## Recorded data
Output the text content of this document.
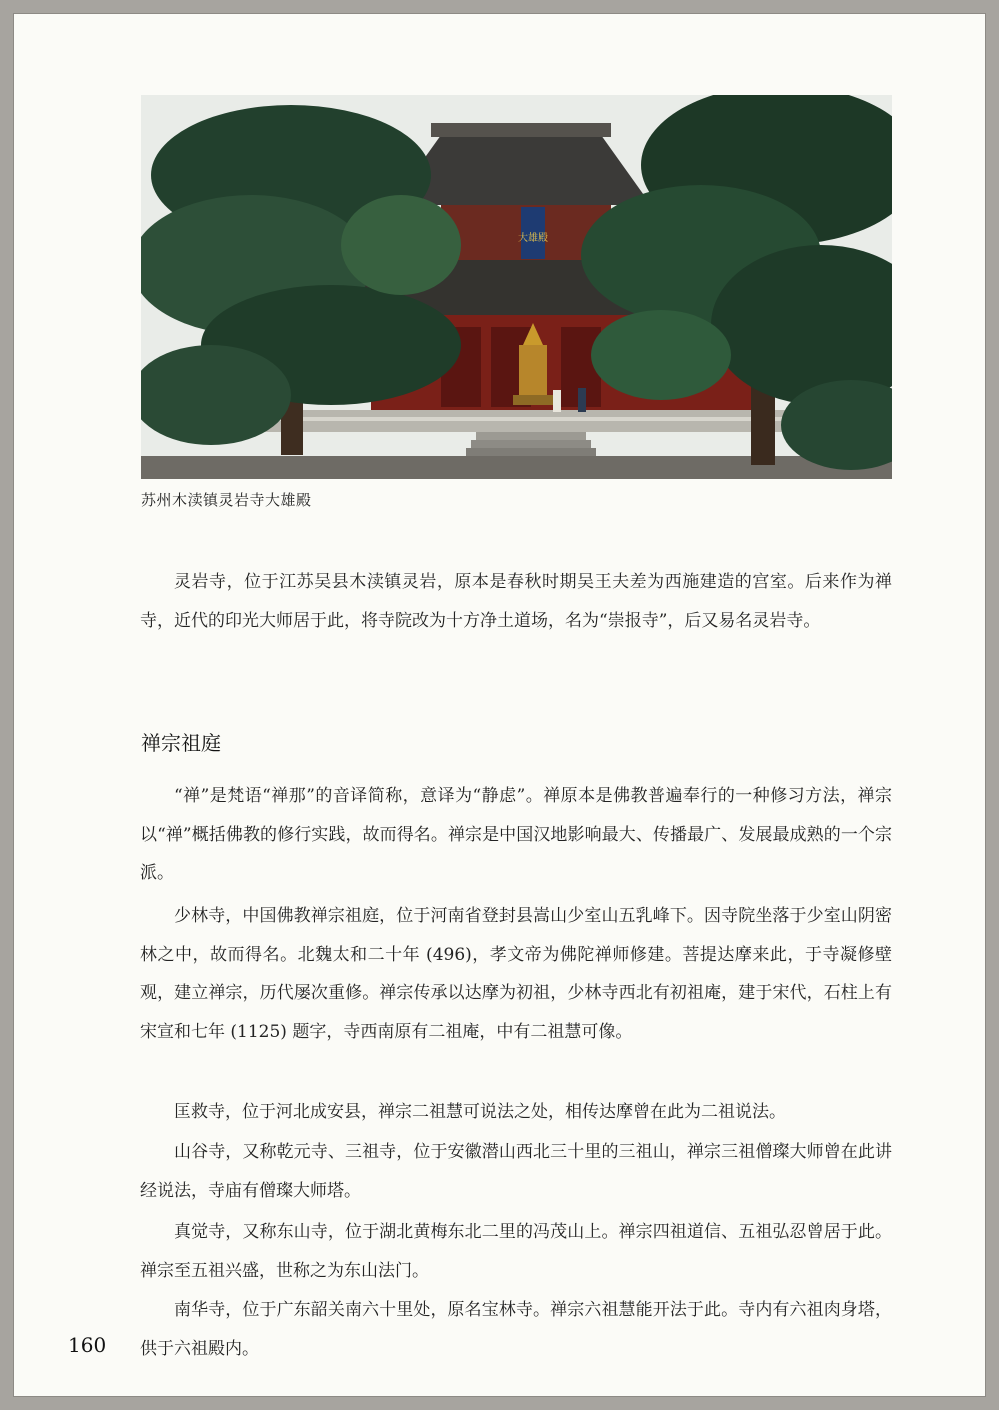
大雄殿
苏州木渎镇灵岩寺大雄殿

灵岩寺，位于江苏吴县木渎镇灵岩，原本是春秋时期吴王夫差为西施建造的宫室。后来作为禅寺，近代的印光大师居于此，将寺院改为十方净土道场，名为“崇报寺”，后又易名灵岩寺。

禅宗祖庭

“禅”是梵语“禅那”的音译简称，意译为“静虑”。禅原本是佛教普遍奉行的一种修习方法，禅宗以“禅”概括佛教的修行实践，故而得名。禅宗是中国汉地影响最大、传播最广、发展最成熟的一个宗派。

少林寺，中国佛教禅宗祖庭，位于河南省登封县嵩山少室山五乳峰下。因寺院坐落于少室山阴密林之中，故而得名。北魏太和二十年 (496)，孝文帝为佛陀禅师修建。菩提达摩来此，于寺凝修壁观，建立禅宗，历代屡次重修。禅宗传承以达摩为初祖，少林寺西北有初祖庵，建于宋代，石柱上有宋宣和七年 (1125) 题字，寺西南原有二祖庵，中有二祖慧可像。

匡救寺，位于河北成安县，禅宗二祖慧可说法之处，相传达摩曾在此为二祖说法。

山谷寺，又称乾元寺、三祖寺，位于安徽潜山西北三十里的三祖山，禅宗三祖僧璨大师曾在此讲经说法，寺庙有僧璨大师塔。

真觉寺，又称东山寺，位于湖北黄梅东北二里的冯茂山上。禅宗四祖道信、五祖弘忍曾居于此。禅宗至五祖兴盛，世称之为东山法门。

南华寺，位于广东韶关南六十里处，原名宝林寺。禅宗六祖慧能开法于此。寺内有六祖肉身塔，供于六祖殿内。

160
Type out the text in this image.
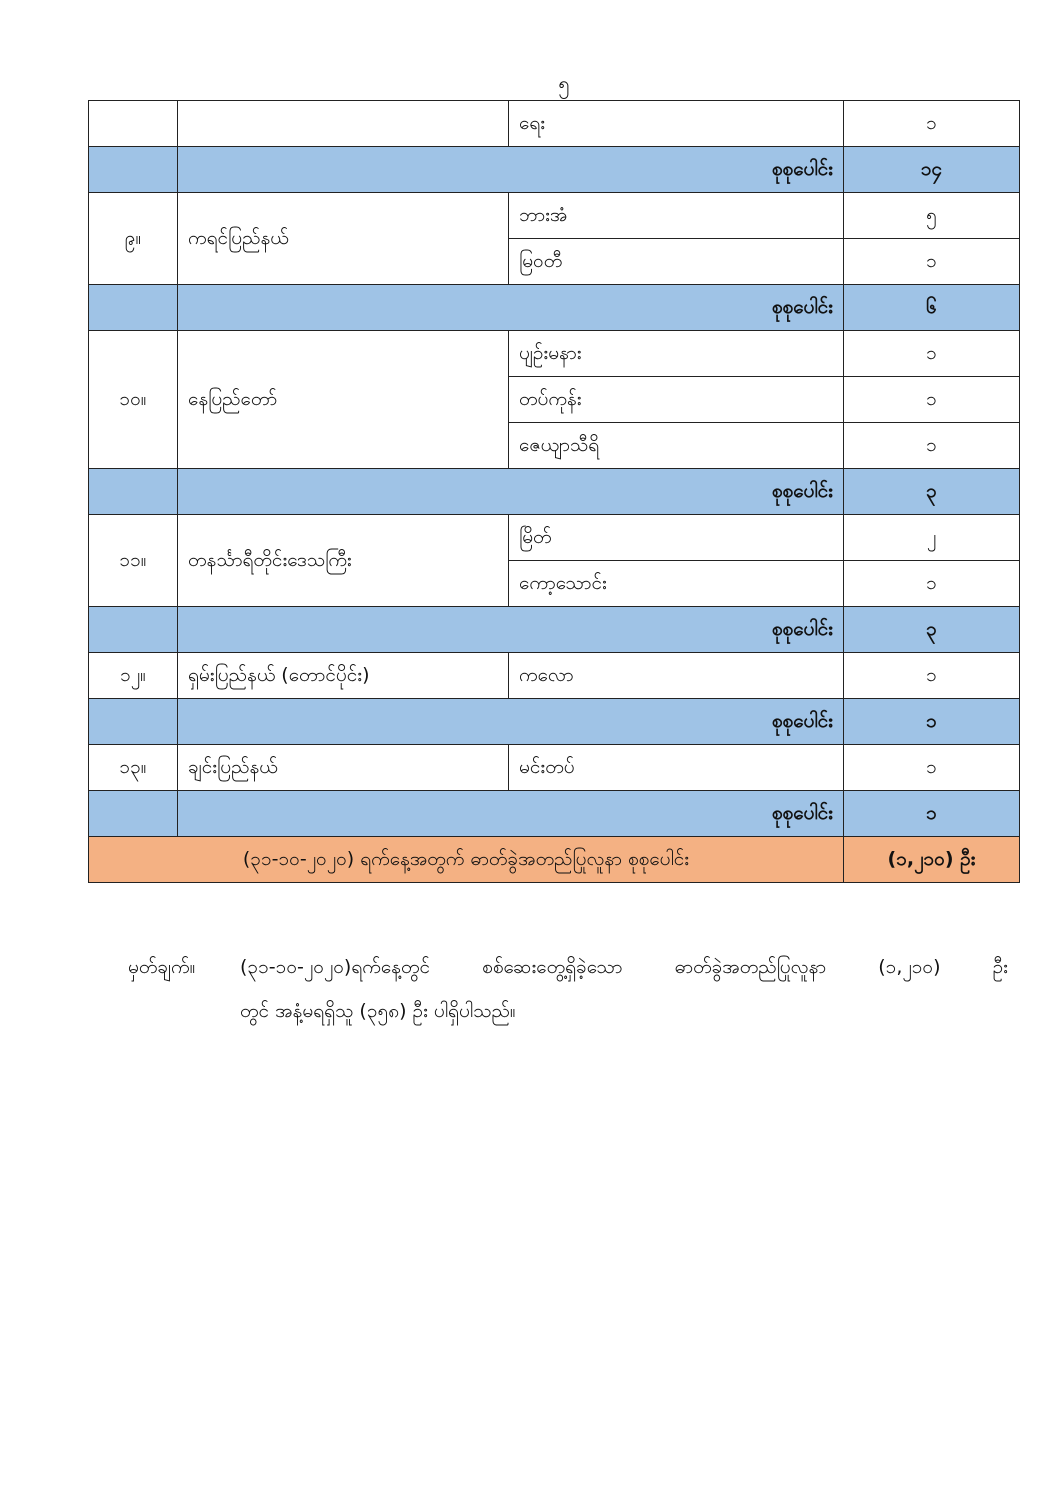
၅
		ရေး	၁
	စုစုပေါင်း		၁၄
၉။	ကရင်ပြည်နယ်	ဘားအံ	၅
		မြဝတီ	၁
	စုစုပေါင်း		၆
၁၀။	နေပြည်တော်	ပျဉ်းမနား	၁
		တပ်ကုန်း	၁
		ဇေယျာသီရိ	၁
	စုစုပေါင်း		၃
၁၁။	တနင်္သာရီတိုင်းဒေသကြီး	မြိတ်	၂
		ကော့သောင်း	၁
	စုစုပေါင်း		၃
၁၂။	ရှမ်းပြည်နယ် (တောင်ပိုင်း)	ကလော	၁
	စုစုပေါင်း		၁
၁၃။	ချင်းပြည်နယ်	မင်းတပ်	၁
	စုစုပေါင်း		၁
(၃၁-၁၀-၂၀၂၀) ရက်နေ့အတွက် ဓာတ်ခွဲအတည်ပြုလူနာ စုစုပေါင်း			(၁,၂၁၀) ဦး
မှတ်ချက်။	(၃၁-၁၀-၂၀၂၀)ရက်နေ့တွင် စစ်ဆေးတွေ့ရှိခဲ့သော ဓာတ်ခွဲအတည်ပြုလူနာ (၁,၂၁၀) ဦး
တွင် အနံ့မရရှိသူ (၃၅၈) ဦး ပါရှိပါသည်။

## WHAT TO PRODUCE
Reproduce the material in its entirety and word for word, without the pictures.

## ANSWER BELOW
Output the text content of this document.
大雄殿
苏州木渎镇灵岩寺大雄殿

灵岩寺，位于江苏吴县木渎镇灵岩，原本是春秋时期吴王夫差为西施建造的宫室。后来作为禅寺，近代的印光大师居于此，将寺院改为十方净土道场，名为“崇报寺”，后又易名灵岩寺。

禅宗祖庭

“禅”是梵语“禅那”的音译简称，意译为“静虑”。禅原本是佛教普遍奉行的一种修习方法，禅宗以“禅”概括佛教的修行实践，故而得名。禅宗是中国汉地影响最大、传播最广、发展最成熟的一个宗派。

少林寺，中国佛教禅宗祖庭，位于河南省登封县嵩山少室山五乳峰下。因寺院坐落于少室山阴密林之中，故而得名。北魏太和二十年 (496)，孝文帝为佛陀禅师修建。菩提达摩来此，于寺凝修壁观，建立禅宗，历代屡次重修。禅宗传承以达摩为初祖，少林寺西北有初祖庵，建于宋代，石柱上有宋宣和七年 (1125) 题字，寺西南原有二祖庵，中有二祖慧可像。

匡救寺，位于河北成安县，禅宗二祖慧可说法之处，相传达摩曾在此为二祖说法。

山谷寺，又称乾元寺、三祖寺，位于安徽潜山西北三十里的三祖山，禅宗三祖僧璨大师曾在此讲经说法，寺庙有僧璨大师塔。

真觉寺，又称东山寺，位于湖北黄梅东北二里的冯茂山上。禅宗四祖道信、五祖弘忍曾居于此。禅宗至五祖兴盛，世称之为东山法门。

南华寺，位于广东韶关南六十里处，原名宝林寺。禅宗六祖慧能开法于此。寺内有六祖肉身塔，供于六祖殿内。

160
Type out the text in this image.
၅
		ရေး	၁
	စုစုပေါင်း		၁၄
၉။	ကရင်ပြည်နယ်	ဘားအံ	၅
		မြဝတီ	၁
	စုစုပေါင်း		၆
၁၀။	နေပြည်တော်	ပျဉ်းမနား	၁
		တပ်ကုန်း	၁
		ဇေယျာသီရိ	၁
	စုစုပေါင်း		၃
၁၁။	တနင်္သာရီတိုင်းဒေသကြီး	မြိတ်	၂
		ကော့သောင်း	၁
	စုစုပေါင်း		၃
၁၂။	ရှမ်းပြည်နယ် (တောင်ပိုင်း)	ကလော	၁
	စုစုပေါင်း		၁
၁၃။	ချင်းပြည်နယ်	မင်းတပ်	၁
	စုစုပေါင်း		၁
(၃၁-၁၀-၂၀၂၀) ရက်နေ့အတွက် ဓာတ်ခွဲအတည်ပြုလူနာ စုစုပေါင်း			(၁,၂၁၀) ဦး
မှတ်ချက်။	(၃၁-၁၀-၂၀၂၀)ရက်နေ့တွင် စစ်ဆေးတွေ့ရှိခဲ့သော ဓာတ်ခွဲအတည်ပြုလူနာ (၁,၂၁၀) ဦး
တွင် အနံ့မရရှိသူ (၃၅၈) ဦး ပါရှိပါသည်။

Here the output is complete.